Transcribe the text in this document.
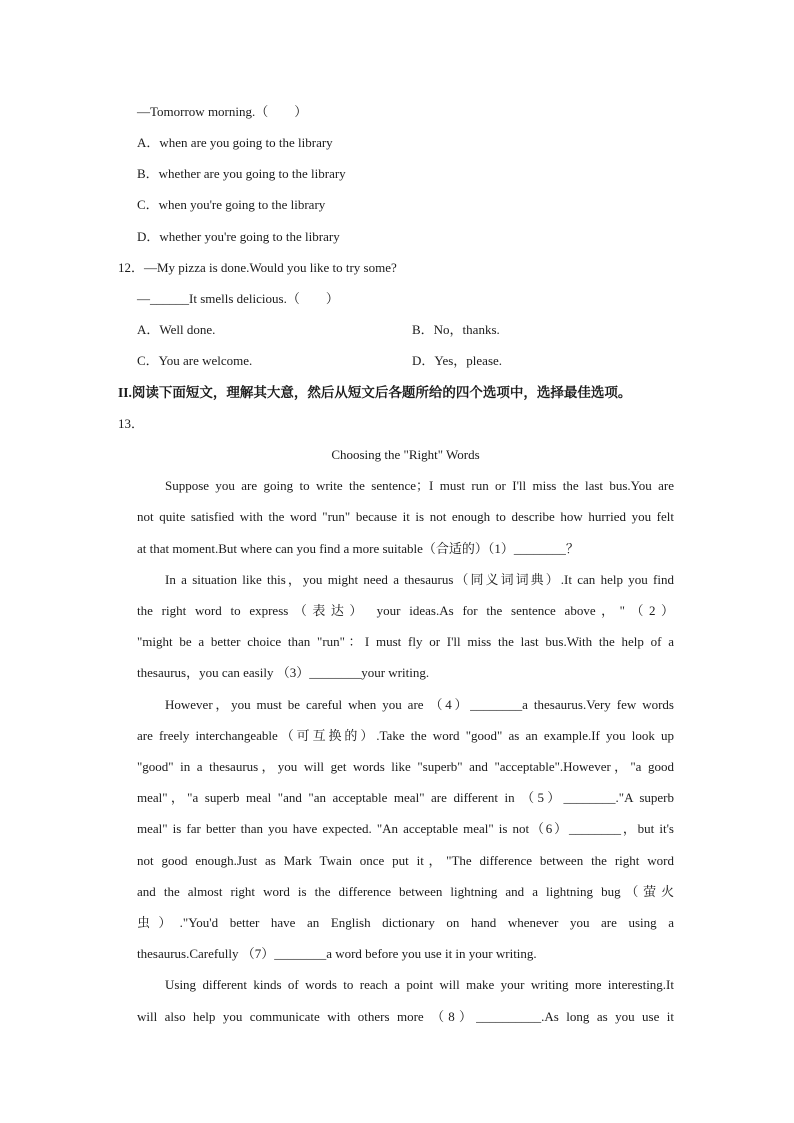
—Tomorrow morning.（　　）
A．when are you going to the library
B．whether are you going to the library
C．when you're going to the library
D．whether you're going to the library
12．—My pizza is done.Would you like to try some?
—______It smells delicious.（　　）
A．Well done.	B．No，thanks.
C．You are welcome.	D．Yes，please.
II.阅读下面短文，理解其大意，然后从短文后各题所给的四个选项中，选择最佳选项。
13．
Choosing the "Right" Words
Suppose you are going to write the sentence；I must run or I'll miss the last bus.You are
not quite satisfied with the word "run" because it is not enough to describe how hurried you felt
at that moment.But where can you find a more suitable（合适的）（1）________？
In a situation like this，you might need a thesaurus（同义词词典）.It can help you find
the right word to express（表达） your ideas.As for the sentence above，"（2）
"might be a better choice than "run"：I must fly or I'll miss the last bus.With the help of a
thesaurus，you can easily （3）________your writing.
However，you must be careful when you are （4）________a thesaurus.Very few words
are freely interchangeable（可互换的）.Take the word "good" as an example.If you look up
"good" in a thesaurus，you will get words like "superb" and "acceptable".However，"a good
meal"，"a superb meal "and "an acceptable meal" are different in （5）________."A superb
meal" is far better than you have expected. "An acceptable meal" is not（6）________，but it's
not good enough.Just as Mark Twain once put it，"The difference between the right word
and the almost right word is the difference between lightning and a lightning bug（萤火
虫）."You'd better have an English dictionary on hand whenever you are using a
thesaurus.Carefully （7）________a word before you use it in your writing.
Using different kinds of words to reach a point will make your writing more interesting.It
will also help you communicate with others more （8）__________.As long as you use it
==
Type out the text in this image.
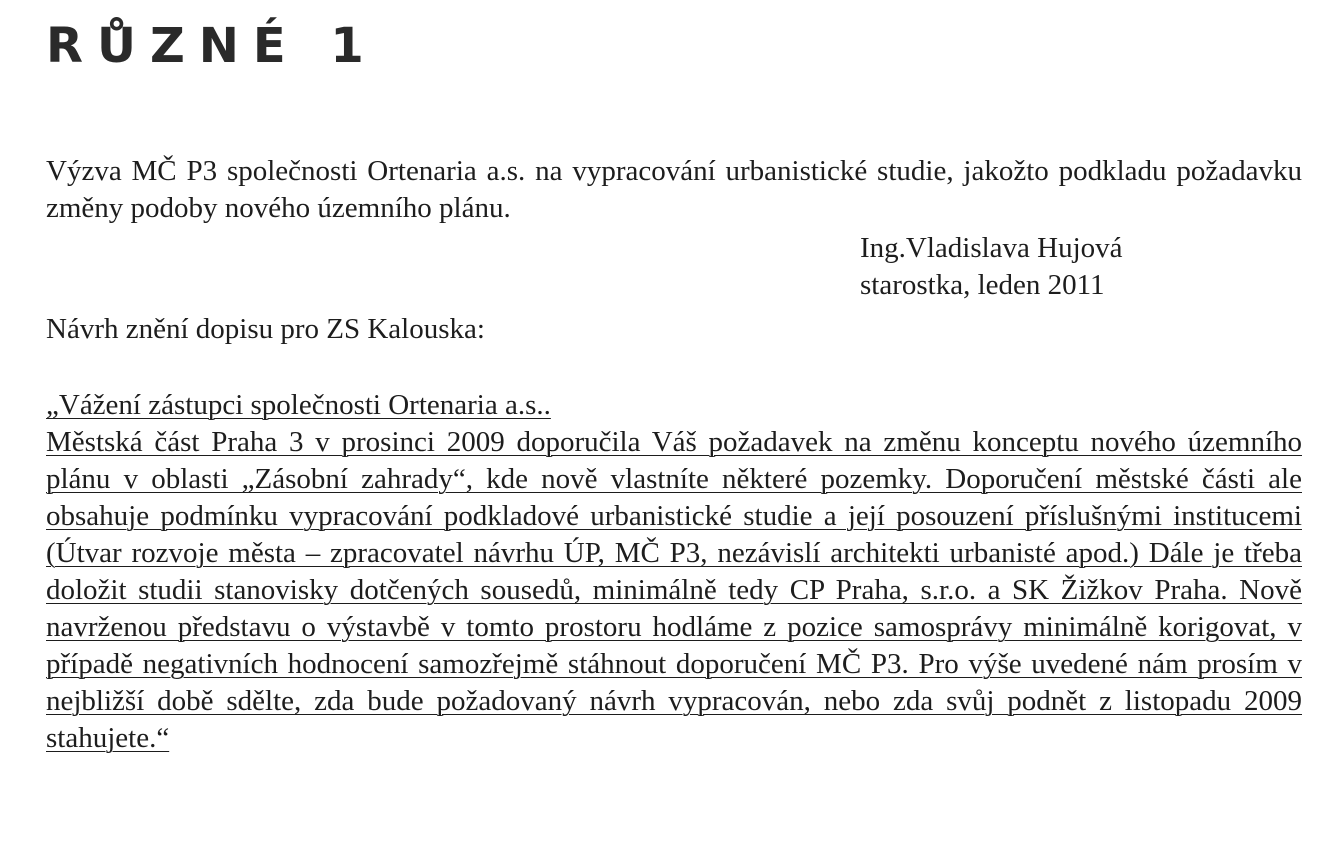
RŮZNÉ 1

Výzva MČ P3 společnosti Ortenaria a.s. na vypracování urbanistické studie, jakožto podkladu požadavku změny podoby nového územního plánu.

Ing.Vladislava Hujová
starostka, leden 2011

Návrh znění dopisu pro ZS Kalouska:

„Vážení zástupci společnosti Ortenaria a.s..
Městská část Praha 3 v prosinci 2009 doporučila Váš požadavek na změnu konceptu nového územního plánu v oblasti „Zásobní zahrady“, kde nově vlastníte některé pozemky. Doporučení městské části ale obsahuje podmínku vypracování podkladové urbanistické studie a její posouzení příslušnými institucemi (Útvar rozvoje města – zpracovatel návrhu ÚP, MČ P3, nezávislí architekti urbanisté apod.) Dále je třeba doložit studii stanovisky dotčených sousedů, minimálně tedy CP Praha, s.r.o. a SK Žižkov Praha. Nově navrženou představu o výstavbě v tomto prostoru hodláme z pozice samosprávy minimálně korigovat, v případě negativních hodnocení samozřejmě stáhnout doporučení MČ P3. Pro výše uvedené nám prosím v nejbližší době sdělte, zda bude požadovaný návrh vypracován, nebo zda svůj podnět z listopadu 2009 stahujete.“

What needs to be done: Give the count of lines in the data above that hold the string "Ortenaria", with no additional words.

Exercise answer: 2